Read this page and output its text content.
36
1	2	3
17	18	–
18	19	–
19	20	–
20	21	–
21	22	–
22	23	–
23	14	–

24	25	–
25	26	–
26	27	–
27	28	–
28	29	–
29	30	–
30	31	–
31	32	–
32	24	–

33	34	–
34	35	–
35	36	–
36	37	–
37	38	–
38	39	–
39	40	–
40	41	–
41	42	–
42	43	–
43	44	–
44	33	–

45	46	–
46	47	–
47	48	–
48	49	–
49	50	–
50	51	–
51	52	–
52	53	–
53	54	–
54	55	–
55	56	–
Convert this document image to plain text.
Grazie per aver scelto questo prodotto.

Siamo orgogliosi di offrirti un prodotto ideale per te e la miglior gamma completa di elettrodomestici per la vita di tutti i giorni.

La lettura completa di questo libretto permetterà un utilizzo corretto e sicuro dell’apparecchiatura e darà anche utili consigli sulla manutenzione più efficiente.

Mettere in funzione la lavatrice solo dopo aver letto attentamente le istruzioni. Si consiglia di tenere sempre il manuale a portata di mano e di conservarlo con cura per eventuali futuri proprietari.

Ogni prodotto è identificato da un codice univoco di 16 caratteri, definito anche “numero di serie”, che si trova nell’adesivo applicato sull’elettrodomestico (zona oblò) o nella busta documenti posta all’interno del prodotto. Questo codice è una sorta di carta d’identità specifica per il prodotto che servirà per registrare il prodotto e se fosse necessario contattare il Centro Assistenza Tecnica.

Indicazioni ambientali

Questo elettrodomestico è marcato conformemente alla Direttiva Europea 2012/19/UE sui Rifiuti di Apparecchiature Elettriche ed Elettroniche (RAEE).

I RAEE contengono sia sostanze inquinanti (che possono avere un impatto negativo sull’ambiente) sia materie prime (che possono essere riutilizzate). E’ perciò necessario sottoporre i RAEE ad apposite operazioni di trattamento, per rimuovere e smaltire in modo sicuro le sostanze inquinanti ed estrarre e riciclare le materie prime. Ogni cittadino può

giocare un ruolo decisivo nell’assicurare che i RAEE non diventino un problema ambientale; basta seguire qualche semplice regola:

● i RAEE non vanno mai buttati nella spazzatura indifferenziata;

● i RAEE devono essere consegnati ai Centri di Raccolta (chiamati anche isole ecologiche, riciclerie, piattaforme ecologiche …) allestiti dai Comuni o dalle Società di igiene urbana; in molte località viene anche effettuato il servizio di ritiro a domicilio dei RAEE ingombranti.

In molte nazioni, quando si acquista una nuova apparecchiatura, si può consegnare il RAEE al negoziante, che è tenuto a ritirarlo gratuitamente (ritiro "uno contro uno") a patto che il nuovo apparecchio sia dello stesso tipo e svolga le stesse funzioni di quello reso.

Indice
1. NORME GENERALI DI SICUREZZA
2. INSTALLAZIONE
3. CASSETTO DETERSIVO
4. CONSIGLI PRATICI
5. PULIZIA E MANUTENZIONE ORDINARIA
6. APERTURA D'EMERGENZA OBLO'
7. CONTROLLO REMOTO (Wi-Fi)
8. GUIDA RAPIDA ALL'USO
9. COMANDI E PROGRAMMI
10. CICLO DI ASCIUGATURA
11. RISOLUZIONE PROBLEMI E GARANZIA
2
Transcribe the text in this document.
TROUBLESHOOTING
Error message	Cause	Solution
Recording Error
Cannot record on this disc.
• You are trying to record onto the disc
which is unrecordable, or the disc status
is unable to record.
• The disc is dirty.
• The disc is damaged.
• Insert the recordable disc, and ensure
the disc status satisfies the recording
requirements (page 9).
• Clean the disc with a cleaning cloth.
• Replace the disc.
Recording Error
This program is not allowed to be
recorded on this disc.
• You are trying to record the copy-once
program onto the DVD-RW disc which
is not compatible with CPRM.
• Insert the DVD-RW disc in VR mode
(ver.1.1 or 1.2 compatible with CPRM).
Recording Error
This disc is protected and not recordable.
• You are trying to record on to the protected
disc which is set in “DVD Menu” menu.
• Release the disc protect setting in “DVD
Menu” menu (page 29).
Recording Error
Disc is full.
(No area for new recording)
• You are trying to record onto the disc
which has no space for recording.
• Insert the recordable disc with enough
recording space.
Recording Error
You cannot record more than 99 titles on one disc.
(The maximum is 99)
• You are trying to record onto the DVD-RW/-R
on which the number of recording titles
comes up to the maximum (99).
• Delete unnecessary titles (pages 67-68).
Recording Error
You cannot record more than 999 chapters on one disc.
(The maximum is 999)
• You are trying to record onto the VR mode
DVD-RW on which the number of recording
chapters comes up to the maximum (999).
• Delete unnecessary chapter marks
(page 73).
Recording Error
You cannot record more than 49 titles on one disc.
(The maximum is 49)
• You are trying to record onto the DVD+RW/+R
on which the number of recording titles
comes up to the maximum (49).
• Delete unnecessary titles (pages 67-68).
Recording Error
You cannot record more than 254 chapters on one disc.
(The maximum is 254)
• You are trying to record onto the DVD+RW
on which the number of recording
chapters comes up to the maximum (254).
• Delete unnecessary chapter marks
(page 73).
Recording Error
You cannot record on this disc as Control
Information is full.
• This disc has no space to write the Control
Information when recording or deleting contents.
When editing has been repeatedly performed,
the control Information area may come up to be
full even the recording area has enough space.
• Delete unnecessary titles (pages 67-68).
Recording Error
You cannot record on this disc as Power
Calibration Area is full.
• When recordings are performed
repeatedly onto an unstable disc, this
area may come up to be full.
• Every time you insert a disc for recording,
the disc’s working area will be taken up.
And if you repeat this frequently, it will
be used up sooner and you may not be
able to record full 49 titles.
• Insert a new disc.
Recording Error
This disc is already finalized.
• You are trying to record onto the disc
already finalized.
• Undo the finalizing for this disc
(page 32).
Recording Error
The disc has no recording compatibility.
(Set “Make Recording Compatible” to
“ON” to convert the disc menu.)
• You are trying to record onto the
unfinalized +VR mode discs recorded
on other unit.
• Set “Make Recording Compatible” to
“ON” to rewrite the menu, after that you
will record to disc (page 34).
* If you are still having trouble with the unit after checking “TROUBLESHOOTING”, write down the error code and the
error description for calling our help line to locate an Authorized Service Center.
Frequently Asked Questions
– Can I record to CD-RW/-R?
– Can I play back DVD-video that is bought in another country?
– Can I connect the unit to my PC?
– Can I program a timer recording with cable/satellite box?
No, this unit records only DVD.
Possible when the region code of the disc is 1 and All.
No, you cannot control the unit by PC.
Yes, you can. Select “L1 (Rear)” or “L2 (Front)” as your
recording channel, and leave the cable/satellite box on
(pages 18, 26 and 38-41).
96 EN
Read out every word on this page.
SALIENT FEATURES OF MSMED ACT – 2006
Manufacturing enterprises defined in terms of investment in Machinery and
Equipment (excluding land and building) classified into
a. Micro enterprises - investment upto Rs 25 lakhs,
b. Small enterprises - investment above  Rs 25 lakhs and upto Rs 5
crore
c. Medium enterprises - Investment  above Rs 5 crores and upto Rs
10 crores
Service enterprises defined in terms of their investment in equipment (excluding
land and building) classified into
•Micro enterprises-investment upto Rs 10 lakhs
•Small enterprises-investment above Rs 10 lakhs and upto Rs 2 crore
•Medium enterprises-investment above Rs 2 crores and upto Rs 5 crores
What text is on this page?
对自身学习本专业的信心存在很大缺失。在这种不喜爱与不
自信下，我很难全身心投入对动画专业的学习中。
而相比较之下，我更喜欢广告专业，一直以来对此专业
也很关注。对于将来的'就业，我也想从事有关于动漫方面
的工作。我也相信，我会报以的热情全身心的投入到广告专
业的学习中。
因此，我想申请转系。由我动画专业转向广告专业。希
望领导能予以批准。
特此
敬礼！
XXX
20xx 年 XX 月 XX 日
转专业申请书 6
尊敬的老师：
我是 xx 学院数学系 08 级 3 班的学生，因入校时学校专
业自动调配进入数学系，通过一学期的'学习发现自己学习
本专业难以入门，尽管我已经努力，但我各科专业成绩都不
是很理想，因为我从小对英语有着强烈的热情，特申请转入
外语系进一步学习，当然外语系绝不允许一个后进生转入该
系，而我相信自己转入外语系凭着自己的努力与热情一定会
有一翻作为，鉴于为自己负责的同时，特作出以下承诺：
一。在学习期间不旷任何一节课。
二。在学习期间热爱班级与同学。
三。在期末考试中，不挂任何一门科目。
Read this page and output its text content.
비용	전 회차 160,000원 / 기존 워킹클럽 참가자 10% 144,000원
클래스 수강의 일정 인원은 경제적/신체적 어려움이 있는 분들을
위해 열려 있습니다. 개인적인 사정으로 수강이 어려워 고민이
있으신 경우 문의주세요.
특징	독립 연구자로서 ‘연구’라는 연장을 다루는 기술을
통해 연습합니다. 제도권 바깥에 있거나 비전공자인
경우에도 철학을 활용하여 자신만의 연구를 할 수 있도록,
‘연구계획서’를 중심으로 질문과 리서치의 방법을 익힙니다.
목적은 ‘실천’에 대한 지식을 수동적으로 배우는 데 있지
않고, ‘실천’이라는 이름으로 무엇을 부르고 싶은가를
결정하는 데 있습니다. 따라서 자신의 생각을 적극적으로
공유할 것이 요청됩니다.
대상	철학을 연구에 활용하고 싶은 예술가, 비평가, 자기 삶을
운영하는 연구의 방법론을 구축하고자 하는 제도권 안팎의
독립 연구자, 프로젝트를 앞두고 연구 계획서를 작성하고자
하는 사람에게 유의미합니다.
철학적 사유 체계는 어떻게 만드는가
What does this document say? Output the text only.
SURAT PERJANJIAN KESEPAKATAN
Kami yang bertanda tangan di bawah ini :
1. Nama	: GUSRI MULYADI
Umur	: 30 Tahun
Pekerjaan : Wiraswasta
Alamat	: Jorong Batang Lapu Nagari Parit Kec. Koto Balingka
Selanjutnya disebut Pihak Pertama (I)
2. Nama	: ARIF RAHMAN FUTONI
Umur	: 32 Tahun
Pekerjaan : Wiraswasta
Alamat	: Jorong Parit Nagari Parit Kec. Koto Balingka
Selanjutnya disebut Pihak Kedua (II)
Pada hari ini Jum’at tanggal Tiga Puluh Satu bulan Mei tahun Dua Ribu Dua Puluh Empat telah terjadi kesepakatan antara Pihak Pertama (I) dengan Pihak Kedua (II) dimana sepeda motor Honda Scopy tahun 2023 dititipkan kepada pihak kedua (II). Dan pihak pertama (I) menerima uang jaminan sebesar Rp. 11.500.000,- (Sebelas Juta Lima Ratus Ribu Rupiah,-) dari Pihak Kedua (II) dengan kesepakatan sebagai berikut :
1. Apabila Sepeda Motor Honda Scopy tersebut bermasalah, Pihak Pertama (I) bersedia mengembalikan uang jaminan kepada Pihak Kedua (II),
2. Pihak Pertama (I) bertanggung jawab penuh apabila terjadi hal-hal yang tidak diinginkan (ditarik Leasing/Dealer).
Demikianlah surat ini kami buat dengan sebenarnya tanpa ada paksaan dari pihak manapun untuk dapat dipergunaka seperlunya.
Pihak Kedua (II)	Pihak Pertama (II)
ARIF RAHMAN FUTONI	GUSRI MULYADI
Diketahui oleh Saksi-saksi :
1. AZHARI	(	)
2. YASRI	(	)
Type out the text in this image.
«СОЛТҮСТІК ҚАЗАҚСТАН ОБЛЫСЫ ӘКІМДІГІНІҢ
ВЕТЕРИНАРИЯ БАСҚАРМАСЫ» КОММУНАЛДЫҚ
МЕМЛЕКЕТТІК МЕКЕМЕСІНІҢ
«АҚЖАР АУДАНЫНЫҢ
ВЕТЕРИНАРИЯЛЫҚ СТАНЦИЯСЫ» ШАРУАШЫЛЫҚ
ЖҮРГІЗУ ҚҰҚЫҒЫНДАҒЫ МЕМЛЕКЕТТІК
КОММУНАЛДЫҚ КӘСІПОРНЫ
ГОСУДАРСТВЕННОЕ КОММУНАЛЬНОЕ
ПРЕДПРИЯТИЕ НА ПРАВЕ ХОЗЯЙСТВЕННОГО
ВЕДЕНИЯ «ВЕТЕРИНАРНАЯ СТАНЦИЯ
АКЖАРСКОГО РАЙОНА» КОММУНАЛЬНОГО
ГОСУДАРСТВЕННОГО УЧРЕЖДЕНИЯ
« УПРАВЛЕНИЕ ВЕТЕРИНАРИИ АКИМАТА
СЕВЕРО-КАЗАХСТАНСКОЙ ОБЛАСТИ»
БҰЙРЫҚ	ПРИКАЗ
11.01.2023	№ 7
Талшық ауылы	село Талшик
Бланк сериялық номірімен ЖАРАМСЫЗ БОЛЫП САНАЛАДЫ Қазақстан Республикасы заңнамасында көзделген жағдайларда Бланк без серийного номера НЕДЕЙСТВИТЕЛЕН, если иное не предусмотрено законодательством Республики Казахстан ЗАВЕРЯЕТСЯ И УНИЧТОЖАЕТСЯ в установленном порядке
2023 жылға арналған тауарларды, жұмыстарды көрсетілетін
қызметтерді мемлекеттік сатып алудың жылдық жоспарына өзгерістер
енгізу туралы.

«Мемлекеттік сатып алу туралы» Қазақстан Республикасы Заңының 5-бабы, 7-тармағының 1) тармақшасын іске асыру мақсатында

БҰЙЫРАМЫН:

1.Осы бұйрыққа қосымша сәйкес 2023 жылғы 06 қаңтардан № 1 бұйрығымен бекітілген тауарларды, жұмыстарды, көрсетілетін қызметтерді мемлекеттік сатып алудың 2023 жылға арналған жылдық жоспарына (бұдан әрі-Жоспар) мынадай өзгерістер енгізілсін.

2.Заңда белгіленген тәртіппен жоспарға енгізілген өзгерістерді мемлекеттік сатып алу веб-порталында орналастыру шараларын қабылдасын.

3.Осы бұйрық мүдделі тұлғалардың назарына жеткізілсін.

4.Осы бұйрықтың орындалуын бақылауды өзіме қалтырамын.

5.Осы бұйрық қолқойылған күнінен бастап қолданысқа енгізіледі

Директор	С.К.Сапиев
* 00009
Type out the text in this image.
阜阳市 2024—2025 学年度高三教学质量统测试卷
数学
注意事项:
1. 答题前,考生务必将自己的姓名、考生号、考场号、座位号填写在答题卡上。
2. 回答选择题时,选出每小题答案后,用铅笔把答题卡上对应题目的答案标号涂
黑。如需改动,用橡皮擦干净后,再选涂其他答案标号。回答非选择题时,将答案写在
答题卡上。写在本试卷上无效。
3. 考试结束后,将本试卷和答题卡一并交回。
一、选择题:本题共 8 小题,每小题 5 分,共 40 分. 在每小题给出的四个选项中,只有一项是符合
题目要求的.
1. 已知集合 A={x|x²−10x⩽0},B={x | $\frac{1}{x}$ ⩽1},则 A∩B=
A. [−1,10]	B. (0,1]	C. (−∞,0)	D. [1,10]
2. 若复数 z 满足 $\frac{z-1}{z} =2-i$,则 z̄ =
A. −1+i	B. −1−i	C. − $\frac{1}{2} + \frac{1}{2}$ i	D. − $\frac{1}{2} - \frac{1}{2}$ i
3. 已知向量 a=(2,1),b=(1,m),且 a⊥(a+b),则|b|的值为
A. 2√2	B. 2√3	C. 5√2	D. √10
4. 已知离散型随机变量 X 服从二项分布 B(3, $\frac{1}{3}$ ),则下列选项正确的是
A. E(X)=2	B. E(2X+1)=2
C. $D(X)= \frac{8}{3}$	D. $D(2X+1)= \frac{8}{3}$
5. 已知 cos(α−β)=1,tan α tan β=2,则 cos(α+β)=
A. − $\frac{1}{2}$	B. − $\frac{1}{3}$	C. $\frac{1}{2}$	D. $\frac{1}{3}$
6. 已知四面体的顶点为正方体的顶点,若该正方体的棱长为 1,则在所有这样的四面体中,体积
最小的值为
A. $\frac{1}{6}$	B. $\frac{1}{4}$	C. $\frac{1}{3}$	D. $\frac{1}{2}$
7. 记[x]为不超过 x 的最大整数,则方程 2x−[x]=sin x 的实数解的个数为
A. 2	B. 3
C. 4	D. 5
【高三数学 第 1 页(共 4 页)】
::::
**WHAT YOU HAVE TO DO**
Go through the records and copy each line with "yang" in it.

**COMPLETED TASK**
Kami yang bertanda tangan di bawah ini :
2. Pihak Pertama (I) bertanggung jawab penuh apabila terjadi hal-hal yang tidak diinginkan (ditarik Leasing/Dealer).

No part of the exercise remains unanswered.